YOUR INSTRUCTIONS — Return the lines below that carry the word "subtitle".

[Stored data]
— Start —
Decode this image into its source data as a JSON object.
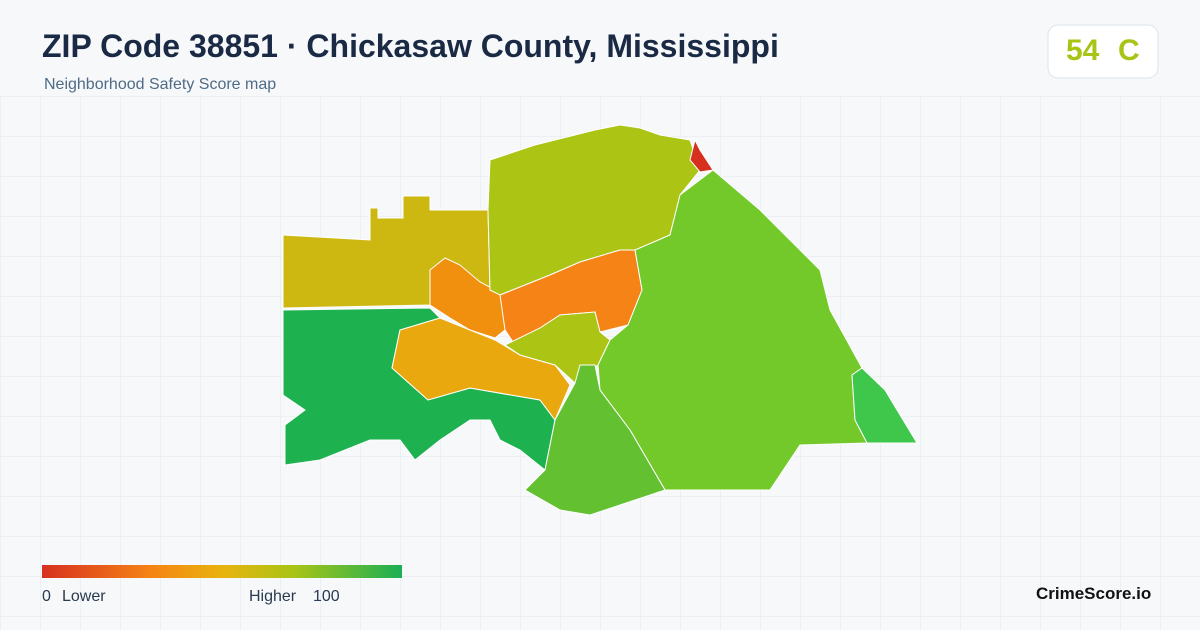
{
  "header": {
    "title": "ZIP Code 38851 · Chickasaw County, Mississippi",
    "subtitle": "Neighborhood Safety Score map"
  },
  "score": {
    "value": 54,
    "grade": "C"
  },
  "legend": {
    "min": 0,
    "min_label": "Lower",
    "max_label": "Higher",
    "max": 100
  },
  "brand": "CrimeScore.io"
}
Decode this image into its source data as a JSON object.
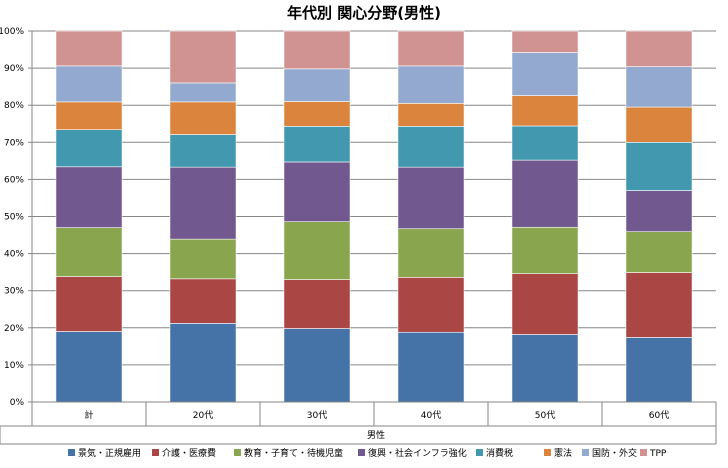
{
  "chart_data": {
    "type": "bar",
    "stacked": "percent",
    "title": "年代別 関心分野(男性)",
    "xlabel": "男性",
    "ylabel": "",
    "ylim": [
      0,
      100
    ],
    "y_ticks": [
      "0%",
      "10%",
      "20%",
      "30%",
      "40%",
      "50%",
      "60%",
      "70%",
      "80%",
      "90%",
      "100%"
    ],
    "grid": true,
    "legend_position": "bottom",
    "categories": [
      "計",
      "20代",
      "30代",
      "40代",
      "50代",
      "60代"
    ],
    "series": [
      {
        "name": "景気・正規雇用",
        "color": "#4572A7",
        "values": [
          19,
          21.2,
          19.8,
          18.8,
          18.2,
          17.4
        ]
      },
      {
        "name": "介護・医療費",
        "color": "#AA4643",
        "values": [
          14.8,
          12,
          13.2,
          14.8,
          16.4,
          17.5
        ]
      },
      {
        "name": "教育・子育て・待機児童",
        "color": "#89A54E",
        "values": [
          13.2,
          10.7,
          15.6,
          13.1,
          12.5,
          11
        ]
      },
      {
        "name": "復興・社会インフラ強化",
        "color": "#71588F",
        "values": [
          16.4,
          19.4,
          16.1,
          16.6,
          18.1,
          11.1
        ]
      },
      {
        "name": "消費税",
        "color": "#4198AF",
        "values": [
          10,
          8.8,
          9.6,
          11,
          9.2,
          13
        ]
      },
      {
        "name": "憲法",
        "color": "#DB843D",
        "values": [
          7.5,
          8.8,
          6.7,
          6.2,
          8.2,
          9.5
        ]
      },
      {
        "name": "国防・外交",
        "color": "#93A9CF",
        "values": [
          9.7,
          5.1,
          8.8,
          10.1,
          11.6,
          10.9
        ]
      },
      {
        "name": "TPP",
        "color": "#D19392",
        "values": [
          9.4,
          14,
          10.2,
          9.4,
          5.8,
          9.6
        ]
      }
    ]
  }
}
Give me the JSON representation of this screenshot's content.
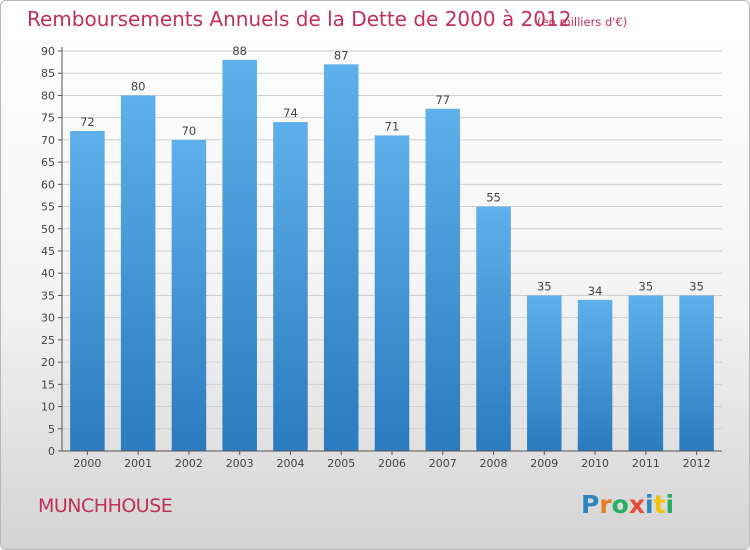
{
  "chart_data": {
    "type": "bar",
    "title": "Remboursements Annuels de la Dette de 2000 à 2012",
    "subtitle": "(en milliers d'€)",
    "categories": [
      "2000",
      "2001",
      "2002",
      "2003",
      "2004",
      "2005",
      "2006",
      "2007",
      "2008",
      "2009",
      "2010",
      "2011",
      "2012"
    ],
    "values": [
      72,
      80,
      70,
      88,
      74,
      87,
      71,
      77,
      55,
      35,
      34,
      35,
      35
    ],
    "ylim": [
      0,
      90
    ],
    "yticks": [
      0,
      5,
      10,
      15,
      20,
      25,
      30,
      35,
      40,
      45,
      50,
      55,
      60,
      65,
      70,
      75,
      80,
      85,
      90
    ],
    "grid": true,
    "colors": {
      "bar_light": "#5eb0ea",
      "bar_dark": "#2a7bbf",
      "grid": "#d0d0d0",
      "axis": "#555555",
      "title": "#c0305a"
    }
  },
  "footer": {
    "commune": "MUNCHHOUSE",
    "logo": [
      {
        "char": "P",
        "color": "#2e86c1"
      },
      {
        "char": "r",
        "color": "#e67e22"
      },
      {
        "char": "o",
        "color": "#27ae60"
      },
      {
        "char": "x",
        "color": "#e74c3c"
      },
      {
        "char": "i",
        "color": "#2e86c1"
      },
      {
        "char": "t",
        "color": "#f1c40f"
      },
      {
        "char": "i",
        "color": "#27ae60"
      }
    ]
  }
}
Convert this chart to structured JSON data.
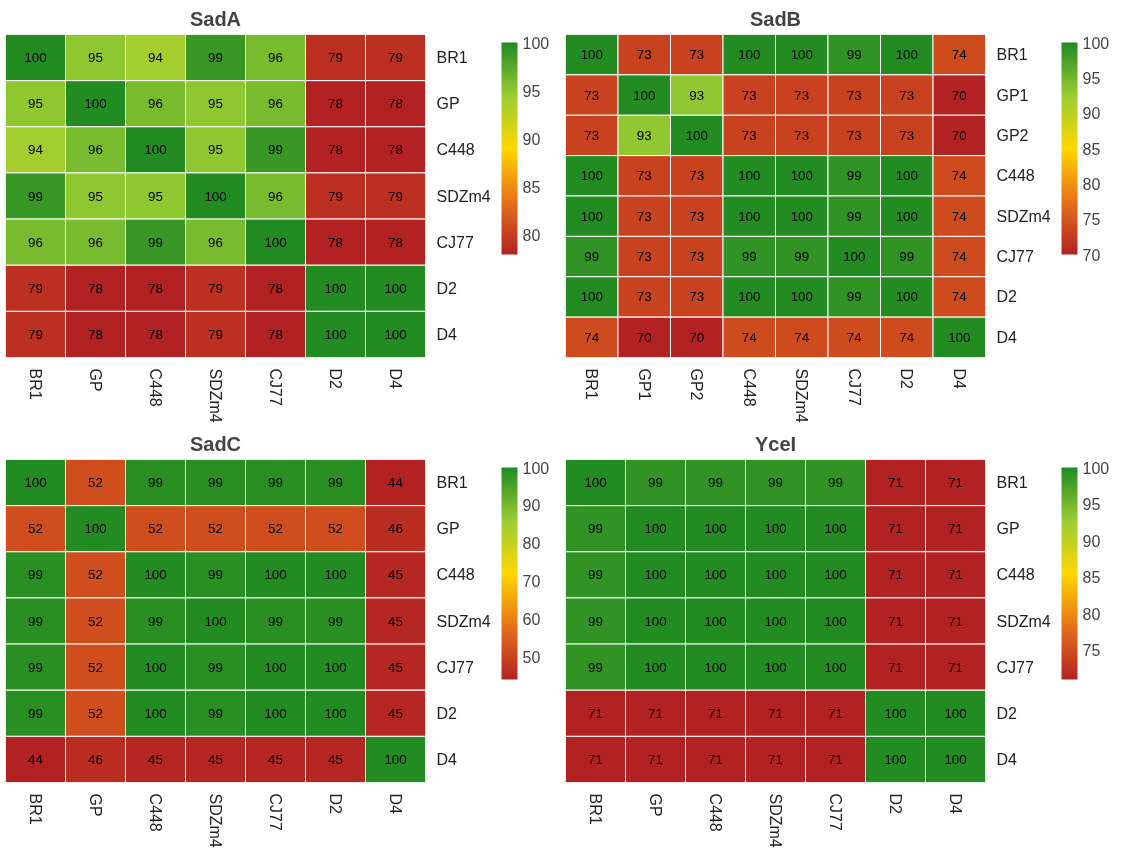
{
  "chart_data": [
    {
      "type": "heatmap",
      "title": "SadA",
      "categories": [
        "BR1",
        "GP",
        "C448",
        "SDZm4",
        "CJ77",
        "D2",
        "D4"
      ],
      "y_categories": [
        "BR1",
        "GP",
        "C448",
        "SDZm4",
        "CJ77",
        "D2",
        "D4"
      ],
      "cells": [
        [
          100,
          95,
          94,
          99,
          96,
          79,
          79
        ],
        [
          95,
          100,
          96,
          95,
          96,
          78,
          78
        ],
        [
          94,
          96,
          100,
          95,
          99,
          78,
          78
        ],
        [
          99,
          95,
          95,
          100,
          96,
          79,
          79
        ],
        [
          96,
          96,
          99,
          96,
          100,
          78,
          78
        ],
        [
          79,
          78,
          78,
          79,
          78,
          100,
          100
        ],
        [
          79,
          78,
          78,
          79,
          78,
          100,
          100
        ]
      ],
      "clim": [
        78,
        100
      ],
      "cticks": [
        80,
        85,
        90,
        95,
        100
      ],
      "data_labels": true
    },
    {
      "type": "heatmap",
      "title": "SadB",
      "categories": [
        "BR1",
        "GP1",
        "GP2",
        "C448",
        "SDZm4",
        "CJ77",
        "D2",
        "D4"
      ],
      "y_categories": [
        "BR1",
        "GP1",
        "GP2",
        "C448",
        "SDZm4",
        "CJ77",
        "D2",
        "D4"
      ],
      "cells": [
        [
          100,
          73,
          73,
          100,
          100,
          99,
          100,
          74
        ],
        [
          73,
          100,
          93,
          73,
          73,
          73,
          73,
          70
        ],
        [
          73,
          93,
          100,
          73,
          73,
          73,
          73,
          70
        ],
        [
          100,
          73,
          73,
          100,
          100,
          99,
          100,
          74
        ],
        [
          100,
          73,
          73,
          100,
          100,
          99,
          100,
          74
        ],
        [
          99,
          73,
          73,
          99,
          99,
          100,
          99,
          74
        ],
        [
          100,
          73,
          73,
          100,
          100,
          99,
          100,
          74
        ],
        [
          74,
          70,
          70,
          74,
          74,
          74,
          74,
          100
        ]
      ],
      "clim": [
        70,
        100
      ],
      "cticks": [
        70,
        75,
        80,
        85,
        90,
        95,
        100
      ],
      "data_labels": true
    },
    {
      "type": "heatmap",
      "title": "SadC",
      "categories": [
        "BR1",
        "GP",
        "C448",
        "SDZm4",
        "CJ77",
        "D2",
        "D4"
      ],
      "y_categories": [
        "BR1",
        "GP",
        "C448",
        "SDZm4",
        "CJ77",
        "D2",
        "D4"
      ],
      "cells": [
        [
          100,
          52,
          99,
          99,
          99,
          99,
          44
        ],
        [
          52,
          100,
          52,
          52,
          52,
          52,
          46
        ],
        [
          99,
          52,
          100,
          99,
          100,
          100,
          45
        ],
        [
          99,
          52,
          99,
          100,
          99,
          99,
          45
        ],
        [
          99,
          52,
          100,
          99,
          100,
          100,
          45
        ],
        [
          99,
          52,
          100,
          99,
          100,
          100,
          45
        ],
        [
          44,
          46,
          45,
          45,
          45,
          45,
          100
        ]
      ],
      "clim": [
        44,
        100
      ],
      "cticks": [
        50,
        60,
        70,
        80,
        90,
        100
      ],
      "data_labels": true
    },
    {
      "type": "heatmap",
      "title": "YceI",
      "categories": [
        "BR1",
        "GP",
        "C448",
        "SDZm4",
        "CJ77",
        "D2",
        "D4"
      ],
      "y_categories": [
        "BR1",
        "GP",
        "C448",
        "SDZm4",
        "CJ77",
        "D2",
        "D4"
      ],
      "cells": [
        [
          100,
          99,
          99,
          99,
          99,
          71,
          71
        ],
        [
          99,
          100,
          100,
          100,
          100,
          71,
          71
        ],
        [
          99,
          100,
          100,
          100,
          100,
          71,
          71
        ],
        [
          99,
          100,
          100,
          100,
          100,
          71,
          71
        ],
        [
          99,
          100,
          100,
          100,
          100,
          71,
          71
        ],
        [
          71,
          71,
          71,
          71,
          71,
          100,
          100
        ],
        [
          71,
          71,
          71,
          71,
          71,
          100,
          100
        ]
      ],
      "clim": [
        71,
        100
      ],
      "cticks": [
        75,
        80,
        85,
        90,
        95,
        100
      ],
      "data_labels": true
    }
  ]
}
— End —
THE OUTPUT —
    "subtitle": "Neighborhood Safety Score map"
    "subtitle": "(en milliers d'€)",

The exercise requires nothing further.